**INSTRUCTIONS FOR THE TASK**
Your task is to extract every line from the material below exactly.

********************

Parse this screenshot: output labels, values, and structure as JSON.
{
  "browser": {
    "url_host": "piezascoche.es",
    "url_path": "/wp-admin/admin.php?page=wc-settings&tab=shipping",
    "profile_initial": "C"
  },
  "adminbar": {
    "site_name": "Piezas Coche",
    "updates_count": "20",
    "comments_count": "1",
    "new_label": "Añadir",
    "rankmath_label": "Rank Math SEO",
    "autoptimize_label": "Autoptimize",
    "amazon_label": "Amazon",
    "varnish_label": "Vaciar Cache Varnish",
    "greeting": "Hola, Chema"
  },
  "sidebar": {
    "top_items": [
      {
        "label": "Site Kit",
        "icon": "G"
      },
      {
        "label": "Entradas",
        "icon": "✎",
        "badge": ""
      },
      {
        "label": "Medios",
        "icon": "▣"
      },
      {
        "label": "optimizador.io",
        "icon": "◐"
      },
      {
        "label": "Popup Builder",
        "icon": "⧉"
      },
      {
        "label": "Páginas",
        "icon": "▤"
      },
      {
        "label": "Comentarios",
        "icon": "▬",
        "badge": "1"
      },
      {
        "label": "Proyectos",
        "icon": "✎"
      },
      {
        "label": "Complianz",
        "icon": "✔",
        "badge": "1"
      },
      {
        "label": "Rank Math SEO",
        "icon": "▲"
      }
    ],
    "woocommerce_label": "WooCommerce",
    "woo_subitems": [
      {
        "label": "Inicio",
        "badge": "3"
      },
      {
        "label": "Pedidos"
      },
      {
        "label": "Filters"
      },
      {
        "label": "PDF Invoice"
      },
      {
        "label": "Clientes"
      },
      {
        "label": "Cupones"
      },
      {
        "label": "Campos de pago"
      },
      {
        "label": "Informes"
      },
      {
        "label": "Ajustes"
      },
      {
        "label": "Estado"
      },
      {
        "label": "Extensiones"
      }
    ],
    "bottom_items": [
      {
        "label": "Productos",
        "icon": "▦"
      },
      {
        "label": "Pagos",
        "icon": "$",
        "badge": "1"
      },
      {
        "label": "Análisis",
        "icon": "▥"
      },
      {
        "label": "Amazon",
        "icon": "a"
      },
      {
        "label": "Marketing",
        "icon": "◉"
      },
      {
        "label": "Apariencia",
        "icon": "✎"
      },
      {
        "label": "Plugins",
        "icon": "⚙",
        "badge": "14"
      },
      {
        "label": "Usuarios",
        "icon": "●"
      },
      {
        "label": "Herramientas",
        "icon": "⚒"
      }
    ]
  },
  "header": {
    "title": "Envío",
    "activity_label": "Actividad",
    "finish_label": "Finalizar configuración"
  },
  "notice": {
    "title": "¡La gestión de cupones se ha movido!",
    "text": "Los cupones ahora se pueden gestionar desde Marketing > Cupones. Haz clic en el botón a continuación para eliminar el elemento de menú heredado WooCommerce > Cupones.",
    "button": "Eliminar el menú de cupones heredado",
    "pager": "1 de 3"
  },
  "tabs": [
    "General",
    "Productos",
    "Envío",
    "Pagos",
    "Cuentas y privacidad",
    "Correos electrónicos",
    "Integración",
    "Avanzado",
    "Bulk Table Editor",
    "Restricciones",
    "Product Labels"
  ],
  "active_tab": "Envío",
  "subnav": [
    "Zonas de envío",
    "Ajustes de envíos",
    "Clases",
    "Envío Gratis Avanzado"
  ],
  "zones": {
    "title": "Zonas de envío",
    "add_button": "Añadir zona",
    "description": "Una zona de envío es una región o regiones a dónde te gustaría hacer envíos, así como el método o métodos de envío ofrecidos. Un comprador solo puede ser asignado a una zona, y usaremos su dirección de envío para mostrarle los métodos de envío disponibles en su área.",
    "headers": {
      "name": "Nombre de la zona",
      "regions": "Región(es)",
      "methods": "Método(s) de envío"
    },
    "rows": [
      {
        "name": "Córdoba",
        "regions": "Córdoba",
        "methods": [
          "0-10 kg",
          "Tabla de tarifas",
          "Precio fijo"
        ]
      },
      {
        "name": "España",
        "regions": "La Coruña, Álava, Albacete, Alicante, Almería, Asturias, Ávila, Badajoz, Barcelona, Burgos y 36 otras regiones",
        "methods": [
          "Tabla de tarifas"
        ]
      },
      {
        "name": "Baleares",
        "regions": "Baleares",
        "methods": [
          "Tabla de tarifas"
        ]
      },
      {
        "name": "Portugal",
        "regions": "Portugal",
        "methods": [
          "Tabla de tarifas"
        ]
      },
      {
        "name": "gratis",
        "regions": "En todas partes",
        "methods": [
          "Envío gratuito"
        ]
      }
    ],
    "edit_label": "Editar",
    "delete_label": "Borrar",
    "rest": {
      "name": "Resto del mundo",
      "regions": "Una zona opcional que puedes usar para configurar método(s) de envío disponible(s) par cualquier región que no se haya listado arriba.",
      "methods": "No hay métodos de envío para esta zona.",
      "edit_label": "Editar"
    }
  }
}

********************

**TASK RESPONSE**
Parse this screenshot: output labels, values, and structure as JSON.
{
  "browser": {
    "url_host": "piezascoche.es",
    "url_path": "/wp-admin/admin.php?page=wc-settings&tab=shipping",
    "profile_initial": "C"
  },
  "adminbar": {
    "site_name": "Piezas Coche",
    "updates_count": "20",
    "comments_count": "1",
    "new_label": "Añadir",
    "rankmath_label": "Rank Math SEO",
    "autoptimize_label": "Autoptimize",
    "amazon_label": "Amazon",
    "varnish_label": "Vaciar Cache Varnish",
    "greeting": "Hola, Chema"
  },
  "sidebar": {
    "top_items": [
      {
        "label": "Site Kit",
        "icon": "G"
      },
      {
        "label": "Entradas",
        "icon": "✎",
        "badge": ""
      },
      {
        "label": "Medios",
        "icon": "▣"
      },
      {
        "label": "optimizador.io",
        "icon": "◐"
      },
      {
        "label": "Popup Builder",
        "icon": "⧉"
      },
      {
        "label": "Páginas",
        "icon": "▤"
      },
      {
        "label": "Comentarios",
        "icon": "▬",
        "badge": "1"
      },
      {
        "label": "Proyectos",
        "icon": "✎"
      },
      {
        "label": "Complianz",
        "icon": "✔",
        "badge": "1"
      },
      {
        "label": "Rank Math SEO",
        "icon": "▲"
      }
    ],
    "woocommerce_label": "WooCommerce",
    "woo_subitems": [
      {
        "label": "Inicio",
        "badge": "3"
      },
      {
        "label": "Pedidos"
      },
      {
        "label": "Filters"
      },
      {
        "label": "PDF Invoice"
      },
      {
        "label": "Clientes"
      },
      {
        "label": "Cupones"
      },
      {
        "label": "Campos de pago"
      },
      {
        "label": "Informes"
      },
      {
        "label": "Ajustes"
      },
      {
        "label": "Estado"
      },
      {
        "label": "Extensiones"
      }
    ],
    "bottom_items": [
      {
        "label": "Productos",
        "icon": "▦"
      },
      {
        "label": "Pagos",
        "icon": "$",
        "badge": "1"
      },
      {
        "label": "Análisis",
        "icon": "▥"
      },
      {
        "label": "Amazon",
        "icon": "a"
      },
      {
        "label": "Marketing",
        "icon": "◉"
      },
      {
        "label": "Apariencia",
        "icon": "✎"
      },
      {
        "label": "Plugins",
        "icon": "⚙",
        "badge": "14"
      },
      {
        "label": "Usuarios",
        "icon": "●"
      },
      {
        "label": "Herramientas",
        "icon": "⚒"
      }
    ]
  },
  "header": {
    "title": "Envío",
    "activity_label": "Actividad",
    "finish_label": "Finalizar configuración"
  },
  "notice": {
    "title": "¡La gestión de cupones se ha movido!",
    "text": "Los cupones ahora se pueden gestionar desde Marketing > Cupones. Haz clic en el botón a continuación para eliminar el elemento de menú heredado WooCommerce > Cupones.",
    "button": "Eliminar el menú de cupones heredado",
    "pager": "1 de 3"
  },
  "tabs": [
    "General",
    "Productos",
    "Envío",
    "Pagos",
    "Cuentas y privacidad",
    "Correos electrónicos",
    "Integración",
    "Avanzado",
    "Bulk Table Editor",
    "Restricciones",
    "Product Labels"
  ],
  "active_tab": "Envío",
  "subnav": [
    "Zonas de envío",
    "Ajustes de envíos",
    "Clases",
    "Envío Gratis Avanzado"
  ],
  "zones": {
    "title": "Zonas de envío",
    "add_button": "Añadir zona",
    "description": "Una zona de envío es una región o regiones a dónde te gustaría hacer envíos, así como el método o métodos de envío ofrecidos. Un comprador solo puede ser asignado a una zona, y usaremos su dirección de envío para mostrarle los métodos de envío disponibles en su área.",
    "headers": {
      "name": "Nombre de la zona",
      "regions": "Región(es)",
      "methods": "Método(s) de envío"
    },
    "rows": [
      {
        "name": "Córdoba",
        "regions": "Córdoba",
        "methods": [
          "0-10 kg",
          "Tabla de tarifas",
          "Precio fijo"
        ]
      },
      {
        "name": "España",
        "regions": "La Coruña, Álava, Albacete, Alicante, Almería, Asturias, Ávila, Badajoz, Barcelona, Burgos y 36 otras regiones",
        "methods": [
          "Tabla de tarifas"
        ]
      },
      {
        "name": "Baleares",
        "regions": "Baleares",
        "methods": [
          "Tabla de tarifas"
        ]
      },
      {
        "name": "Portugal",
        "regions": "Portugal",
        "methods": [
          "Tabla de tarifas"
        ]
      },
      {
        "name": "gratis",
        "regions": "En todas partes",
        "methods": [
          "Envío gratuito"
        ]
      }
    ],
    "edit_label": "Editar",
    "delete_label": "Borrar",
    "rest": {
      "name": "Resto del mundo",
      "regions": "Una zona opcional que puedes usar para configurar método(s) de envío disponible(s) par cualquier región que no se haya listado arriba.",
      "methods": "No hay métodos de envío para esta zona.",
      "edit_label": "Editar"
    }
  }
}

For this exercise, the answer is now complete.